Every line that holds the string "Temperature" is to be identified and copied.

_INFORMATION PROVIDED_
┄┄┄┄┄┄┄┄┄┄

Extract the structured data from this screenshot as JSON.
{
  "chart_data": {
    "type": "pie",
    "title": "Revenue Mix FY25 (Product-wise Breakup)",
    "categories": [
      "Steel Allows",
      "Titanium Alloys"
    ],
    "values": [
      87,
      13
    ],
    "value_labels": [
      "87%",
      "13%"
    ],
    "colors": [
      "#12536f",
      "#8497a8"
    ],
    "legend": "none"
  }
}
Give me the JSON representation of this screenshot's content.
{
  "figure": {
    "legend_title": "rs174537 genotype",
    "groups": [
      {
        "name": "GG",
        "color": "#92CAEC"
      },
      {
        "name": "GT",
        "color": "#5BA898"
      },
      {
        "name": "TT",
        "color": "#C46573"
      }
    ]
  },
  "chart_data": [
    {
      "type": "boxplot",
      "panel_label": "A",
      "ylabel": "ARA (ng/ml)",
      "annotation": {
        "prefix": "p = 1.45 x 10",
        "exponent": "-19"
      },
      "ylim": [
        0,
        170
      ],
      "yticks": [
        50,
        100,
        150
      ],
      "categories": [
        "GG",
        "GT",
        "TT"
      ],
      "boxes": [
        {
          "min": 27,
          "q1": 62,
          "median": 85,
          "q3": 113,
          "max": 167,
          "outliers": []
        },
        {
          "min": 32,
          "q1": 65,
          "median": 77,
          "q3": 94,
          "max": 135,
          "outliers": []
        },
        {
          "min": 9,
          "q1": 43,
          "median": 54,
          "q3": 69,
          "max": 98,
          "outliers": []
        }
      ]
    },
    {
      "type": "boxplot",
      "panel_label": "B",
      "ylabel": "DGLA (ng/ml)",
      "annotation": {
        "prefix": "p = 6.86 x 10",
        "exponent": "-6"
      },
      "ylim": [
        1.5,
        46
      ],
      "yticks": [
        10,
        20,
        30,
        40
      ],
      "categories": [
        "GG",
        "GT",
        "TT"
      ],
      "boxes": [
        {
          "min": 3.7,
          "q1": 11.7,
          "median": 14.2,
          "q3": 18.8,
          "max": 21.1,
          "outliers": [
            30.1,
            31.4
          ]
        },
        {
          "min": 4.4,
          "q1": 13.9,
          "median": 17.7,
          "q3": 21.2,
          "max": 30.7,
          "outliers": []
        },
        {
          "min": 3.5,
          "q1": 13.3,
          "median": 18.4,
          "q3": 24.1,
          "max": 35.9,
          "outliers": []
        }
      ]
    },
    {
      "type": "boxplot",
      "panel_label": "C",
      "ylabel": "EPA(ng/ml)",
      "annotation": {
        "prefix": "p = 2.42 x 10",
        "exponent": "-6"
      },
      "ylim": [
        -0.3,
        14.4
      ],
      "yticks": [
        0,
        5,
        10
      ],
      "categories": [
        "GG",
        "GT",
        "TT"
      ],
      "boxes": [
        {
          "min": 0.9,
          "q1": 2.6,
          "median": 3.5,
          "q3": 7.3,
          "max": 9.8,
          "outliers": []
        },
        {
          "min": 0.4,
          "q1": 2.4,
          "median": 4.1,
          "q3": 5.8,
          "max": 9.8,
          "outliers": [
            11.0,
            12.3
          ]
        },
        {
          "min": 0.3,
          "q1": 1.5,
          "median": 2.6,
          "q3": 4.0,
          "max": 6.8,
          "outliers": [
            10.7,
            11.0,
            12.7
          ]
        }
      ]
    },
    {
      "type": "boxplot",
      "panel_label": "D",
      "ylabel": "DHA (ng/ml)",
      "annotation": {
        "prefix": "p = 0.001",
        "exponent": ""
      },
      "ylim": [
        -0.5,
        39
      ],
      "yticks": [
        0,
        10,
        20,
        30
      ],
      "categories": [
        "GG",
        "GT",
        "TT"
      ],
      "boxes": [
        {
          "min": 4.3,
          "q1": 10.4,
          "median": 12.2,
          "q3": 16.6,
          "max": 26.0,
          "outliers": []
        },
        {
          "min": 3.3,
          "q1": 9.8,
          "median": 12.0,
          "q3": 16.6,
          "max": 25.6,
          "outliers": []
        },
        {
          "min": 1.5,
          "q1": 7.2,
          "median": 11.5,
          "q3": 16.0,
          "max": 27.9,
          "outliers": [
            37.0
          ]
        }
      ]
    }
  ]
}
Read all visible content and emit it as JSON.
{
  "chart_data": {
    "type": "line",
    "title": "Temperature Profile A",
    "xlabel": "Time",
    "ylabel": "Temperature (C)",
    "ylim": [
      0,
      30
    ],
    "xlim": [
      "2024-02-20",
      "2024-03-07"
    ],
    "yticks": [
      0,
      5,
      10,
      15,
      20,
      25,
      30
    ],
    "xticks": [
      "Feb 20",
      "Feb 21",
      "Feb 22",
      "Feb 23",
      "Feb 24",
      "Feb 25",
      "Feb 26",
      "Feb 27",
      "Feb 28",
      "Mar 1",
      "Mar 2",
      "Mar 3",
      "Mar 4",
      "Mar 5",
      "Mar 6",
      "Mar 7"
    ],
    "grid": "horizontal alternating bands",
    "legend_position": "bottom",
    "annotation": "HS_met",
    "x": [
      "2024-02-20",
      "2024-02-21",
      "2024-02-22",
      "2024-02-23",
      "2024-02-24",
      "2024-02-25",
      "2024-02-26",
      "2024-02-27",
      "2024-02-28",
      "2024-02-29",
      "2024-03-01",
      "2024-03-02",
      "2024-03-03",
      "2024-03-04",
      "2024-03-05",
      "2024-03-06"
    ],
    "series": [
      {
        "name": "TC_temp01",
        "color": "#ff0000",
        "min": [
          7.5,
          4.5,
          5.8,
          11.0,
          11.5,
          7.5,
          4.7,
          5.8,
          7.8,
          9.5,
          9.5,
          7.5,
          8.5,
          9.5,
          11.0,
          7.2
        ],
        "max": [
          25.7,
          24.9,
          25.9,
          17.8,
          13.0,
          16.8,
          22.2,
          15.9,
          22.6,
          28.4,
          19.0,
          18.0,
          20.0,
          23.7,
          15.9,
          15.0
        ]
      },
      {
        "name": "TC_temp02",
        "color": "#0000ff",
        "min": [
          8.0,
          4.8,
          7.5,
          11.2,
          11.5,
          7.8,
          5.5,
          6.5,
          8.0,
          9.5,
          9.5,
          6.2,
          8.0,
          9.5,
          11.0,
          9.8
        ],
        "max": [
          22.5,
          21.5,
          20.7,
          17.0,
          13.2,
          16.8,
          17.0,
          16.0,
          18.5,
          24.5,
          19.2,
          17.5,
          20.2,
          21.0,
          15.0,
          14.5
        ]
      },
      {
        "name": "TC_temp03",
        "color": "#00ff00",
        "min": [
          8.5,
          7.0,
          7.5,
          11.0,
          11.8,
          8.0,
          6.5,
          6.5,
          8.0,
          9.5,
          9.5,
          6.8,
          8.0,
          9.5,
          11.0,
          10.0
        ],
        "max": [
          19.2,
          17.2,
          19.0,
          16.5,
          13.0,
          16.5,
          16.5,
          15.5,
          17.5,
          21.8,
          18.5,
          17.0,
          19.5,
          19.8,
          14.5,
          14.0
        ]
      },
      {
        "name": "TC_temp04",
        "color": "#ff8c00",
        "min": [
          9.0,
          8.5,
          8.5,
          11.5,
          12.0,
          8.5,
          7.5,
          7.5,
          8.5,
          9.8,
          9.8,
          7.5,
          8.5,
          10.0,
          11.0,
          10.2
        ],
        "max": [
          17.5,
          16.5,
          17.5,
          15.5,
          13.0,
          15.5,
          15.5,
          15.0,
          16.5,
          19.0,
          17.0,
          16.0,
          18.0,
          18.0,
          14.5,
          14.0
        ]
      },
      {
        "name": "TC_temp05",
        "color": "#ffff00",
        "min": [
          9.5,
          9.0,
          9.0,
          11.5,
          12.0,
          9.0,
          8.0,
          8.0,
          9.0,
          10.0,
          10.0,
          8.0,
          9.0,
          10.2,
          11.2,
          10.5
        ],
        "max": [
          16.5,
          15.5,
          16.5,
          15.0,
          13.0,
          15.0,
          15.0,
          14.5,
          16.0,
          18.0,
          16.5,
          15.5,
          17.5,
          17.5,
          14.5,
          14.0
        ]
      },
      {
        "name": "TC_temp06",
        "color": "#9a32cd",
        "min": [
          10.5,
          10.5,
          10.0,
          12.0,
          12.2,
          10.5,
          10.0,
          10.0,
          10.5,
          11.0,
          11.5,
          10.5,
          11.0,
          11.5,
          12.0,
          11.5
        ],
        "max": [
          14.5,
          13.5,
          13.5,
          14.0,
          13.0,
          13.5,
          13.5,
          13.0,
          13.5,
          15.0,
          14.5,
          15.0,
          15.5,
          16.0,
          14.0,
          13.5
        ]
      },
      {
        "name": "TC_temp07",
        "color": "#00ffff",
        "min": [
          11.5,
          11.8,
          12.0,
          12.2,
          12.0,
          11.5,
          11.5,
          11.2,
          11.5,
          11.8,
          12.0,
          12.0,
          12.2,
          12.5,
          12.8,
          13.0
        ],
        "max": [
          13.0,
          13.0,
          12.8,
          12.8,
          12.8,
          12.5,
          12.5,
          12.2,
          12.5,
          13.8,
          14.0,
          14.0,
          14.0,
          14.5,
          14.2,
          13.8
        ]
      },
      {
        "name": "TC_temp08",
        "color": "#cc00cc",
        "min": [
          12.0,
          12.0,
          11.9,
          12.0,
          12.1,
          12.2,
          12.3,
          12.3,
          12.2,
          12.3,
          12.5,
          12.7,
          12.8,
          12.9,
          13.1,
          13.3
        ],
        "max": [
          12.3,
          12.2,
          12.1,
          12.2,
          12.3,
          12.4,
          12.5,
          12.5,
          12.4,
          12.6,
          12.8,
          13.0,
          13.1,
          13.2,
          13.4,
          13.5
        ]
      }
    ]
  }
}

┄┄┄┄┄┄┄┄┄┄

_TASK RESULT_
    "title": "Temperature Profile A",
    "ylabel": "Temperature (C)",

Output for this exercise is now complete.